**Objective:** Find the number of lines below in which the word "Κωδικός" appears, and write that number only.

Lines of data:
Begin

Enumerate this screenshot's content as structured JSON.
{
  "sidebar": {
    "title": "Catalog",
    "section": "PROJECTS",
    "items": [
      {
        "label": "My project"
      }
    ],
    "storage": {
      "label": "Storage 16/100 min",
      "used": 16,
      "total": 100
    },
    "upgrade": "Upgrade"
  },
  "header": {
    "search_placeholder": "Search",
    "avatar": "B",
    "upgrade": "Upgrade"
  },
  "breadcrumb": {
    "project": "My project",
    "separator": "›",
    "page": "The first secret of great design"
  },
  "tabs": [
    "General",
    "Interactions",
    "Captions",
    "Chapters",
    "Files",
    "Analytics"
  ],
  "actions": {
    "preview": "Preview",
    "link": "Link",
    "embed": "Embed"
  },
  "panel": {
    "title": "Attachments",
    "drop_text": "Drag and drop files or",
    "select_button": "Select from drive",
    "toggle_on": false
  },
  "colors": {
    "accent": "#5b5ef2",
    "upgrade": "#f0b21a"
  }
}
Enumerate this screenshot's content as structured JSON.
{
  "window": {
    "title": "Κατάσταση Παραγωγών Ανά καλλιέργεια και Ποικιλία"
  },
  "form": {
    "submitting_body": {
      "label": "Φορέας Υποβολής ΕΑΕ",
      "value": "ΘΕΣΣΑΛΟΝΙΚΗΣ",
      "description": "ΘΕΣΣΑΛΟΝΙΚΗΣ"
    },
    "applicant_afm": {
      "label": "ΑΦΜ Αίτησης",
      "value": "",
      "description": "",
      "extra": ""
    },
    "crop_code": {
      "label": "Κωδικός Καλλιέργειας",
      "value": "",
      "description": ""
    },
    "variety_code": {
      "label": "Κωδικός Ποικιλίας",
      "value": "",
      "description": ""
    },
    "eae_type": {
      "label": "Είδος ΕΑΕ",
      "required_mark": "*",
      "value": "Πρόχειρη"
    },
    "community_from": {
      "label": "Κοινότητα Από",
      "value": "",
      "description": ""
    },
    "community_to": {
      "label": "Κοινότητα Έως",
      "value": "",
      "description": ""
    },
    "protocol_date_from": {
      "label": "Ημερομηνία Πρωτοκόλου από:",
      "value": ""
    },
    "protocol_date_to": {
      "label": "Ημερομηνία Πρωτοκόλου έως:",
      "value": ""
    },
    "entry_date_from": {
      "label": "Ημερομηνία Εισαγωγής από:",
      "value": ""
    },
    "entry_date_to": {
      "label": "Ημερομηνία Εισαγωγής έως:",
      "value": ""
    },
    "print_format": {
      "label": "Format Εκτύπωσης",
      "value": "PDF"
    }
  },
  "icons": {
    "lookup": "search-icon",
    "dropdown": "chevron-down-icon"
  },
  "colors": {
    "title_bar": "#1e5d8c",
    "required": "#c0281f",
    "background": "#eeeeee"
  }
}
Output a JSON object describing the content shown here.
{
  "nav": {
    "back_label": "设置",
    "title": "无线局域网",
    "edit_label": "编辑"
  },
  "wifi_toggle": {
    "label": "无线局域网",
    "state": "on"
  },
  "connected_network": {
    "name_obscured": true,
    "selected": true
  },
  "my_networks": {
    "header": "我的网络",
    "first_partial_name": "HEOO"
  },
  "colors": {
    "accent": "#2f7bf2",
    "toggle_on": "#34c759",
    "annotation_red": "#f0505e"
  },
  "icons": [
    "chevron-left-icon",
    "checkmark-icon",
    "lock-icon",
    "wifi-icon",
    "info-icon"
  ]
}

End
Begin

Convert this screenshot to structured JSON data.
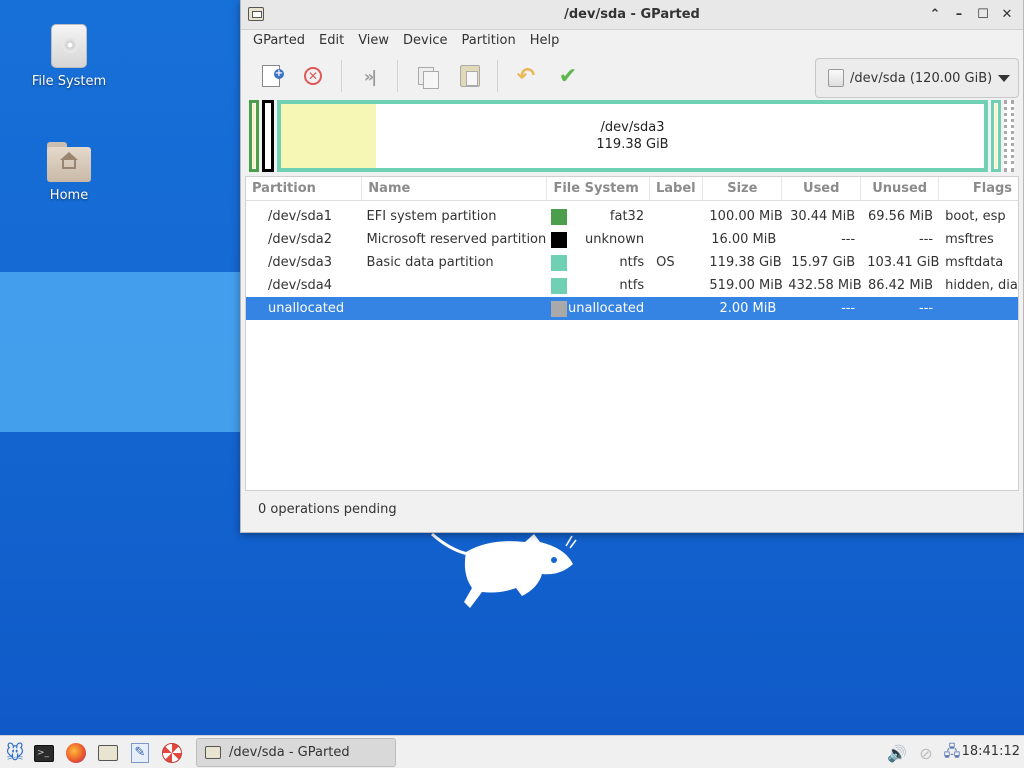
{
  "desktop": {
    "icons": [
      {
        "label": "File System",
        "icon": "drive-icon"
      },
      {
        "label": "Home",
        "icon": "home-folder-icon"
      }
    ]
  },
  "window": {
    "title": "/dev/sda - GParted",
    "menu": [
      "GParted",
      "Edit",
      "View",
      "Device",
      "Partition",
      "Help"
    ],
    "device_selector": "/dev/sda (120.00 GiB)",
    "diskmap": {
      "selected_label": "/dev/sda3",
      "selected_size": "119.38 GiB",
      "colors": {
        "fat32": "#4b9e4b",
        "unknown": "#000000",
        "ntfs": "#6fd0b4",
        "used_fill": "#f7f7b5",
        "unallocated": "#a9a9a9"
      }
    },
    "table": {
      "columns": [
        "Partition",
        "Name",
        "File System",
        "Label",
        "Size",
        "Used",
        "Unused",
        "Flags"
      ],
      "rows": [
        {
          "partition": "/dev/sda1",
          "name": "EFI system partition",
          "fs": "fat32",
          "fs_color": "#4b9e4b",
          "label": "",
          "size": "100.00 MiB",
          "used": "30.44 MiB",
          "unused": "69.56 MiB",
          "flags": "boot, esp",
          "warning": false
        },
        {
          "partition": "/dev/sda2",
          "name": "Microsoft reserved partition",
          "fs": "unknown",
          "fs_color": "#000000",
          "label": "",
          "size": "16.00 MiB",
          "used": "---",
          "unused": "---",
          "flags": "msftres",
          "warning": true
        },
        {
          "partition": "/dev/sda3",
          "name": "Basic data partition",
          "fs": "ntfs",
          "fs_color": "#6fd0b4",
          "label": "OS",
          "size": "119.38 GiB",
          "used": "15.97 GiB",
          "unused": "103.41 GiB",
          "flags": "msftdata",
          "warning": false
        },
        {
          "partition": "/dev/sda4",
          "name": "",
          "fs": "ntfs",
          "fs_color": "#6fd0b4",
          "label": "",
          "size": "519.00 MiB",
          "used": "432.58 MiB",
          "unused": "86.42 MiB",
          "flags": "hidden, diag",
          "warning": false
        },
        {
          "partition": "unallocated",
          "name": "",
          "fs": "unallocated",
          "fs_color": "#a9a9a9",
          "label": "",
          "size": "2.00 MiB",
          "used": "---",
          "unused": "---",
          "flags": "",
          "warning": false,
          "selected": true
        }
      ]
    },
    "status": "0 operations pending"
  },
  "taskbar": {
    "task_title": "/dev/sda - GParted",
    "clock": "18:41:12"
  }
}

End

**Response:** 2